### Objective
Write the records out again, keeping each line exactly as it is.

### Input records

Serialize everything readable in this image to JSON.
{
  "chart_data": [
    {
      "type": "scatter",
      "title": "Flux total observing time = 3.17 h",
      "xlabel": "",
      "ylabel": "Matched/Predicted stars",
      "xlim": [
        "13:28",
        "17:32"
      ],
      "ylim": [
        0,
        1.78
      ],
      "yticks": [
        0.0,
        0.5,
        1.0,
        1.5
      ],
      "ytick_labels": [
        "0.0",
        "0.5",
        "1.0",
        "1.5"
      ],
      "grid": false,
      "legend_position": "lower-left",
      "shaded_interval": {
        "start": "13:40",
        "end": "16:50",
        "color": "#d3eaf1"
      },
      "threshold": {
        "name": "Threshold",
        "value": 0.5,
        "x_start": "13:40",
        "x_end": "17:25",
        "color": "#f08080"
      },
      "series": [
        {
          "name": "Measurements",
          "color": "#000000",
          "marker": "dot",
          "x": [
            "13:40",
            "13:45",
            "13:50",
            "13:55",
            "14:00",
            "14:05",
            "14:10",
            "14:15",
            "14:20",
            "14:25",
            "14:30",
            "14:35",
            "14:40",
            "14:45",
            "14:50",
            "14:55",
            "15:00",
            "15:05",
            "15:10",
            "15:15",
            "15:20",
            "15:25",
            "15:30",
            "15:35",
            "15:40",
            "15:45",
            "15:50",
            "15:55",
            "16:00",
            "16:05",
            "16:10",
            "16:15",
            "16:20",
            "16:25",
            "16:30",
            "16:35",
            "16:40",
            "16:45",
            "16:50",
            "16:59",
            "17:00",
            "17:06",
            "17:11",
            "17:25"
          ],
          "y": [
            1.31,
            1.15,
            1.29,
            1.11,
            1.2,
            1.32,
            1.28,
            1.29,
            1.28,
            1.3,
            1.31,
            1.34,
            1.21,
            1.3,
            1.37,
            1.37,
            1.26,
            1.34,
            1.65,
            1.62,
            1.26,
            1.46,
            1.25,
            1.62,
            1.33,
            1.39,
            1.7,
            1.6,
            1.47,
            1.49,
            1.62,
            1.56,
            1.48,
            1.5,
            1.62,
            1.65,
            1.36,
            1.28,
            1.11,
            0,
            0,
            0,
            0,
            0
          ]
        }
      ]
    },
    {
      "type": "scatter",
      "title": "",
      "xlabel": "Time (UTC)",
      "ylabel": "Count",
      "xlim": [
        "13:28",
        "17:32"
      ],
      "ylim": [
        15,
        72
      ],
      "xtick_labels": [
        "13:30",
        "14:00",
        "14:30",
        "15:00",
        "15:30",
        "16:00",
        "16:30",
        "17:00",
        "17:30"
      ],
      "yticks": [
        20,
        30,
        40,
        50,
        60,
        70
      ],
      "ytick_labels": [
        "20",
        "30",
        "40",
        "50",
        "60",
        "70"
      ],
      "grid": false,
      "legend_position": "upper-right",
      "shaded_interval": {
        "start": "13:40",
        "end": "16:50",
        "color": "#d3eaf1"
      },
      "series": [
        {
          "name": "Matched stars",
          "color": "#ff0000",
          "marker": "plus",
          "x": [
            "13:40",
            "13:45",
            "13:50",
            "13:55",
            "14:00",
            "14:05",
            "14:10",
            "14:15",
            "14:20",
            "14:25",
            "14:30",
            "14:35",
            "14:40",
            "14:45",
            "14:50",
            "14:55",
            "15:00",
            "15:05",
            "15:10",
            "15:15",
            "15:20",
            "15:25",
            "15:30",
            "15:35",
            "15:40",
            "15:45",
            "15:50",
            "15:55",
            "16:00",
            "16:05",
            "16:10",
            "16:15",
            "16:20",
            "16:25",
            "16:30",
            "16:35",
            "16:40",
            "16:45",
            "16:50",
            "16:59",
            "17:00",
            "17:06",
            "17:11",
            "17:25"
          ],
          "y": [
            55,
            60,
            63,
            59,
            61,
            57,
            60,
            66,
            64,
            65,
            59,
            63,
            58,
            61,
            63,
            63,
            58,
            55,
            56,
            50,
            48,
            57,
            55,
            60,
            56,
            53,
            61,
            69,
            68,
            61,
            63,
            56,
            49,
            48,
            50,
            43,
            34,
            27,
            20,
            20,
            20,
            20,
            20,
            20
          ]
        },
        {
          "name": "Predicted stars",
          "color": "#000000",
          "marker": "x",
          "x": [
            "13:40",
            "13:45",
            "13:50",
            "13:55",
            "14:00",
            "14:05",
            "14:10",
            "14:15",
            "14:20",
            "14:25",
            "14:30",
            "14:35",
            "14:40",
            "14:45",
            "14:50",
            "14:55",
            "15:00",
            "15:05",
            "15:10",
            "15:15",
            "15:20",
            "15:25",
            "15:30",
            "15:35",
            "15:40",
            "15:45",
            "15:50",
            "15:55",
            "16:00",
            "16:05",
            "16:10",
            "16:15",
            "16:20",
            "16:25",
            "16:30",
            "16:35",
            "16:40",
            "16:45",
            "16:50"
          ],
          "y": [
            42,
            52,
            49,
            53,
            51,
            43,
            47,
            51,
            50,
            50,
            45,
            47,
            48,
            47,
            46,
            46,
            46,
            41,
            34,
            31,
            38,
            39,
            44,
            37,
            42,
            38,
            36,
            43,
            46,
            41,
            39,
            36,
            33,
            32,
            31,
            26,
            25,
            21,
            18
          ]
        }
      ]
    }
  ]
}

### Finished task
Serialize everything readable in this image to JSON.
{
  "chart_data": [
    {
      "type": "scatter",
      "title": "Flux total observing time = 3.17 h",
      "xlabel": "",
      "ylabel": "Matched/Predicted stars",
      "xlim": [
        "13:28",
        "17:32"
      ],
      "ylim": [
        0,
        1.78
      ],
      "yticks": [
        0.0,
        0.5,
        1.0,
        1.5
      ],
      "ytick_labels": [
        "0.0",
        "0.5",
        "1.0",
        "1.5"
      ],
      "grid": false,
      "legend_position": "lower-left",
      "shaded_interval": {
        "start": "13:40",
        "end": "16:50",
        "color": "#d3eaf1"
      },
      "threshold": {
        "name": "Threshold",
        "value": 0.5,
        "x_start": "13:40",
        "x_end": "17:25",
        "color": "#f08080"
      },
      "series": [
        {
          "name": "Measurements",
          "color": "#000000",
          "marker": "dot",
          "x": [
            "13:40",
            "13:45",
            "13:50",
            "13:55",
            "14:00",
            "14:05",
            "14:10",
            "14:15",
            "14:20",
            "14:25",
            "14:30",
            "14:35",
            "14:40",
            "14:45",
            "14:50",
            "14:55",
            "15:00",
            "15:05",
            "15:10",
            "15:15",
            "15:20",
            "15:25",
            "15:30",
            "15:35",
            "15:40",
            "15:45",
            "15:50",
            "15:55",
            "16:00",
            "16:05",
            "16:10",
            "16:15",
            "16:20",
            "16:25",
            "16:30",
            "16:35",
            "16:40",
            "16:45",
            "16:50",
            "16:59",
            "17:00",
            "17:06",
            "17:11",
            "17:25"
          ],
          "y": [
            1.31,
            1.15,
            1.29,
            1.11,
            1.2,
            1.32,
            1.28,
            1.29,
            1.28,
            1.3,
            1.31,
            1.34,
            1.21,
            1.3,
            1.37,
            1.37,
            1.26,
            1.34,
            1.65,
            1.62,
            1.26,
            1.46,
            1.25,
            1.62,
            1.33,
            1.39,
            1.7,
            1.6,
            1.47,
            1.49,
            1.62,
            1.56,
            1.48,
            1.5,
            1.62,
            1.65,
            1.36,
            1.28,
            1.11,
            0,
            0,
            0,
            0,
            0
          ]
        }
      ]
    },
    {
      "type": "scatter",
      "title": "",
      "xlabel": "Time (UTC)",
      "ylabel": "Count",
      "xlim": [
        "13:28",
        "17:32"
      ],
      "ylim": [
        15,
        72
      ],
      "xtick_labels": [
        "13:30",
        "14:00",
        "14:30",
        "15:00",
        "15:30",
        "16:00",
        "16:30",
        "17:00",
        "17:30"
      ],
      "yticks": [
        20,
        30,
        40,
        50,
        60,
        70
      ],
      "ytick_labels": [
        "20",
        "30",
        "40",
        "50",
        "60",
        "70"
      ],
      "grid": false,
      "legend_position": "upper-right",
      "shaded_interval": {
        "start": "13:40",
        "end": "16:50",
        "color": "#d3eaf1"
      },
      "series": [
        {
          "name": "Matched stars",
          "color": "#ff0000",
          "marker": "plus",
          "x": [
            "13:40",
            "13:45",
            "13:50",
            "13:55",
            "14:00",
            "14:05",
            "14:10",
            "14:15",
            "14:20",
            "14:25",
            "14:30",
            "14:35",
            "14:40",
            "14:45",
            "14:50",
            "14:55",
            "15:00",
            "15:05",
            "15:10",
            "15:15",
            "15:20",
            "15:25",
            "15:30",
            "15:35",
            "15:40",
            "15:45",
            "15:50",
            "15:55",
            "16:00",
            "16:05",
            "16:10",
            "16:15",
            "16:20",
            "16:25",
            "16:30",
            "16:35",
            "16:40",
            "16:45",
            "16:50",
            "16:59",
            "17:00",
            "17:06",
            "17:11",
            "17:25"
          ],
          "y": [
            55,
            60,
            63,
            59,
            61,
            57,
            60,
            66,
            64,
            65,
            59,
            63,
            58,
            61,
            63,
            63,
            58,
            55,
            56,
            50,
            48,
            57,
            55,
            60,
            56,
            53,
            61,
            69,
            68,
            61,
            63,
            56,
            49,
            48,
            50,
            43,
            34,
            27,
            20,
            20,
            20,
            20,
            20,
            20
          ]
        },
        {
          "name": "Predicted stars",
          "color": "#000000",
          "marker": "x",
          "x": [
            "13:40",
            "13:45",
            "13:50",
            "13:55",
            "14:00",
            "14:05",
            "14:10",
            "14:15",
            "14:20",
            "14:25",
            "14:30",
            "14:35",
            "14:40",
            "14:45",
            "14:50",
            "14:55",
            "15:00",
            "15:05",
            "15:10",
            "15:15",
            "15:20",
            "15:25",
            "15:30",
            "15:35",
            "15:40",
            "15:45",
            "15:50",
            "15:55",
            "16:00",
            "16:05",
            "16:10",
            "16:15",
            "16:20",
            "16:25",
            "16:30",
            "16:35",
            "16:40",
            "16:45",
            "16:50"
          ],
          "y": [
            42,
            52,
            49,
            53,
            51,
            43,
            47,
            51,
            50,
            50,
            45,
            47,
            48,
            47,
            46,
            46,
            46,
            41,
            34,
            31,
            38,
            39,
            44,
            37,
            42,
            38,
            36,
            43,
            46,
            41,
            39,
            36,
            33,
            32,
            31,
            26,
            25,
            21,
            18
          ]
        }
      ]
    }
  ]
}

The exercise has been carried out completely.